Your instructions: Output every entry exactly as written, skipping any pictures.
:: Rows ::
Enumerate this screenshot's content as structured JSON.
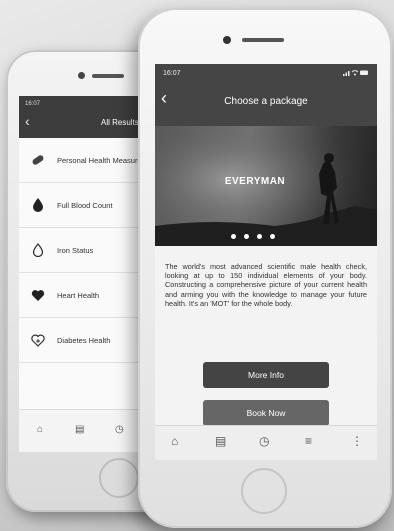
{
  "back_screen": {
    "time": "16:07",
    "title": "All Results",
    "items": [
      {
        "label": "Personal Health Measurements",
        "icon": "pill-icon"
      },
      {
        "label": "Full Blood Count",
        "icon": "blood-drop-icon"
      },
      {
        "label": "Iron Status",
        "icon": "drop-outline-icon"
      },
      {
        "label": "Heart Health",
        "icon": "heart-icon"
      },
      {
        "label": "Diabetes Health",
        "icon": "sugar-heart-icon"
      }
    ]
  },
  "front_screen": {
    "time": "16:07",
    "status_icons": "signal-wifi-battery",
    "title": "Choose a package",
    "hero": {
      "title": "EVERYMAN",
      "dots": 4
    },
    "description": "The world's most advanced scientific male health check, looking at up to 150 individual elements of your body. Constructing a comprehensive picture of your current health and arming you with the knowledge to manage your future health. It's an 'MOT' for the whole body.",
    "buttons": {
      "more_info": "More Info",
      "book_now": "Book Now"
    }
  },
  "colors": {
    "header": "#454545",
    "button_dark": "#444444",
    "button_light": "#666666"
  }
}
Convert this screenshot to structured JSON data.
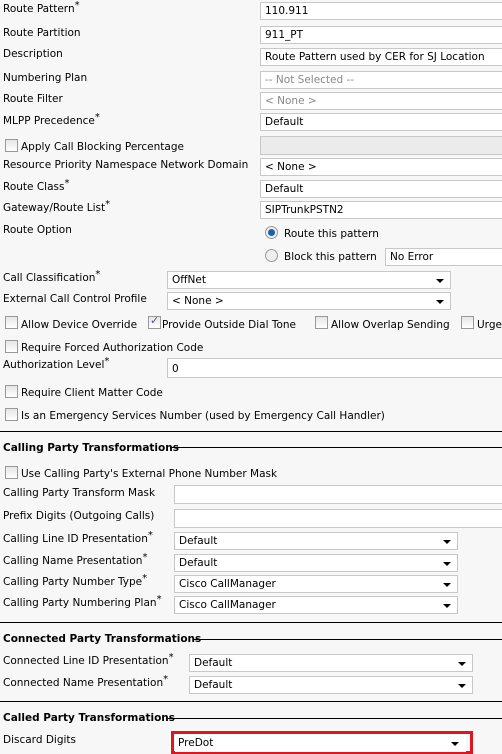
{
  "route": {
    "route_pattern": {
      "label": "Route Pattern",
      "value": "110.911"
    },
    "route_partition": {
      "label": "Route Partition",
      "value": "911_PT"
    },
    "description": {
      "label": "Description",
      "value": "Route Pattern used by CER for SJ Location"
    },
    "numbering_plan": {
      "label": "Numbering Plan",
      "value": "-- Not Selected --"
    },
    "route_filter": {
      "label": "Route Filter",
      "value": "< None >"
    },
    "mlpp": {
      "label": "MLPP Precedence",
      "value": "Default"
    },
    "call_blocking": {
      "label": "Apply Call Blocking Percentage",
      "checked": false
    },
    "resource_priority": {
      "label": "Resource Priority Namespace Network Domain",
      "value": "< None >"
    },
    "route_class": {
      "label": "Route Class",
      "value": "Default"
    },
    "gateway": {
      "label": "Gateway/Route List",
      "value": "SIPTrunkPSTN2"
    },
    "route_option": {
      "label": "Route Option",
      "route": "Route this pattern",
      "block": "Block this pattern",
      "block_reason": "No Error",
      "selected": "route"
    },
    "call_classification": {
      "label": "Call Classification",
      "value": "OffNet"
    },
    "external_profile": {
      "label": "External Call Control Profile",
      "value": "< None >"
    },
    "allow_device_override": {
      "label": "Allow Device Override",
      "checked": false
    },
    "outside_dial_tone": {
      "label": "Provide Outside Dial Tone",
      "checked": true
    },
    "overlap_sending": {
      "label": "Allow Overlap Sending",
      "checked": false
    },
    "urgent": {
      "label": "Urge",
      "checked": false
    },
    "forced_auth": {
      "label": "Require Forced Authorization Code",
      "checked": false
    },
    "auth_level": {
      "label": "Authorization Level",
      "value": "0"
    },
    "client_matter": {
      "label": "Require Client Matter Code",
      "checked": false
    },
    "emergency": {
      "label": "Is an Emergency Services Number (used by Emergency Call Handler)",
      "checked": false
    }
  },
  "calling": {
    "title": "Calling Party Transformations",
    "use_mask": {
      "label": "Use Calling Party's External Phone Number Mask",
      "checked": false
    },
    "transform_mask": {
      "label": "Calling Party Transform Mask",
      "value": ""
    },
    "prefix": {
      "label": "Prefix Digits (Outgoing Calls)",
      "value": ""
    },
    "clid": {
      "label": "Calling Line ID Presentation",
      "value": "Default"
    },
    "name": {
      "label": "Calling Name Presentation",
      "value": "Default"
    },
    "number_type": {
      "label": "Calling Party Number Type",
      "value": "Cisco CallManager"
    },
    "numbering_plan": {
      "label": "Calling Party Numbering Plan",
      "value": "Cisco CallManager"
    }
  },
  "connected": {
    "title": "Connected Party Transformations",
    "line_id": {
      "label": "Connected Line ID Presentation",
      "value": "Default"
    },
    "name": {
      "label": "Connected Name Presentation",
      "value": "Default"
    }
  },
  "called": {
    "title": "Called Party Transformations",
    "discard": {
      "label": "Discard Digits",
      "value": "PreDot"
    },
    "highlight_color": "#e0161e"
  }
}
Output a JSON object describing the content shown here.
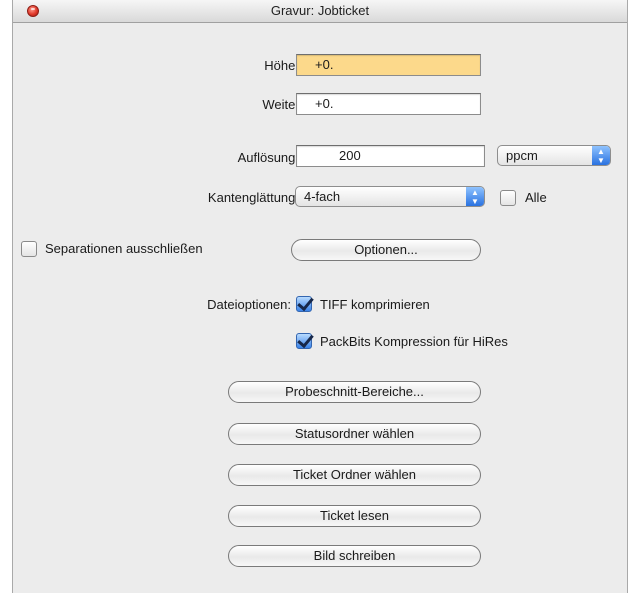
:::
Answer to this exercise:
Enumerate this screenshot's content as structured JSON.
{
  "back_screen": {
    "time": "16:07",
    "title": "All Results",
    "items": [
      {
        "label": "Personal Health Measurements",
        "icon": "pill-icon"
      },
      {
        "label": "Full Blood Count",
        "icon": "blood-drop-icon"
      },
      {
        "label": "Iron Status",
        "icon": "drop-outline-icon"
      },
      {
        "label": "Heart Health",
        "icon": "heart-icon"
      },
      {
        "label": "Diabetes Health",
        "icon": "sugar-heart-icon"
      }
    ]
  },
  "front_screen": {
    "time": "16:07",
    "status_icons": "signal-wifi-battery",
    "title": "Choose a package",
    "hero": {
      "title": "EVERYMAN",
      "dots": 4
    },
    "description": "The world's most advanced scientific male health check, looking at up to 150 individual elements of your body. Constructing a comprehensive picture of your current health and arming you with the knowledge to manage your future health. It's an 'MOT' for the whole body.",
    "buttons": {
      "more_info": "More Info",
      "book_now": "Book Now"
    }
  },
  "colors": {
    "header": "#454545",
    "button_dark": "#444444",
    "button_light": "#666666"
  }
}
Convert this screenshot to structured JSON data.
{
  "route": {
    "route_pattern": {
      "label": "Route Pattern",
      "value": "110.911"
    },
    "route_partition": {
      "label": "Route Partition",
      "value": "911_PT"
    },
    "description": {
      "label": "Description",
      "value": "Route Pattern used by CER for SJ Location"
    },
    "numbering_plan": {
      "label": "Numbering Plan",
      "value": "-- Not Selected --"
    },
    "route_filter": {
      "label": "Route Filter",
      "value": "< None >"
    },
    "mlpp": {
      "label": "MLPP Precedence",
      "value": "Default"
    },
    "call_blocking": {
      "label": "Apply Call Blocking Percentage",
      "checked": false
    },
    "resource_priority": {
      "label": "Resource Priority Namespace Network Domain",
      "value": "< None >"
    },
    "route_class": {
      "label": "Route Class",
      "value": "Default"
    },
    "gateway": {
      "label": "Gateway/Route List",
      "value": "SIPTrunkPSTN2"
    },
    "route_option": {
      "label": "Route Option",
      "route": "Route this pattern",
      "block": "Block this pattern",
      "block_reason": "No Error",
      "selected": "route"
    },
    "call_classification": {
      "label": "Call Classification",
      "value": "OffNet"
    },
    "external_profile": {
      "label": "External Call Control Profile",
      "value": "< None >"
    },
    "allow_device_override": {
      "label": "Allow Device Override",
      "checked": false
    },
    "outside_dial_tone": {
      "label": "Provide Outside Dial Tone",
      "checked": true
    },
    "overlap_sending": {
      "label": "Allow Overlap Sending",
      "checked": false
    },
    "urgent": {
      "label": "Urge",
      "checked": false
    },
    "forced_auth": {
      "label": "Require Forced Authorization Code",
      "checked": false
    },
    "auth_level": {
      "label": "Authorization Level",
      "value": "0"
    },
    "client_matter": {
      "label": "Require Client Matter Code",
      "checked": false
    },
    "emergency": {
      "label": "Is an Emergency Services Number (used by Emergency Call Handler)",
      "checked": false
    }
  },
  "calling": {
    "title": "Calling Party Transformations",
    "use_mask": {
      "label": "Use Calling Party's External Phone Number Mask",
      "checked": false
    },
    "transform_mask": {
      "label": "Calling Party Transform Mask",
      "value": ""
    },
    "prefix": {
      "label": "Prefix Digits (Outgoing Calls)",
      "value": ""
    },
    "clid": {
      "label": "Calling Line ID Presentation",
      "value": "Default"
    },
    "name": {
      "label": "Calling Name Presentation",
      "value": "Default"
    },
    "number_type": {
      "label": "Calling Party Number Type",
      "value": "Cisco CallManager"
    },
    "numbering_plan": {
      "label": "Calling Party Numbering Plan",
      "value": "Cisco CallManager"
    }
  },
  "connected": {
    "title": "Connected Party Transformations",
    "line_id": {
      "label": "Connected Line ID Presentation",
      "value": "Default"
    },
    "name": {
      "label": "Connected Name Presentation",
      "value": "Default"
    }
  },
  "called": {
    "title": "Called Party Transformations",
    "discard": {
      "label": "Discard Digits",
      "value": "PreDot"
    },
    "highlight_color": "#e0161e"
  }
}
Output a JSON object describing the content shown here.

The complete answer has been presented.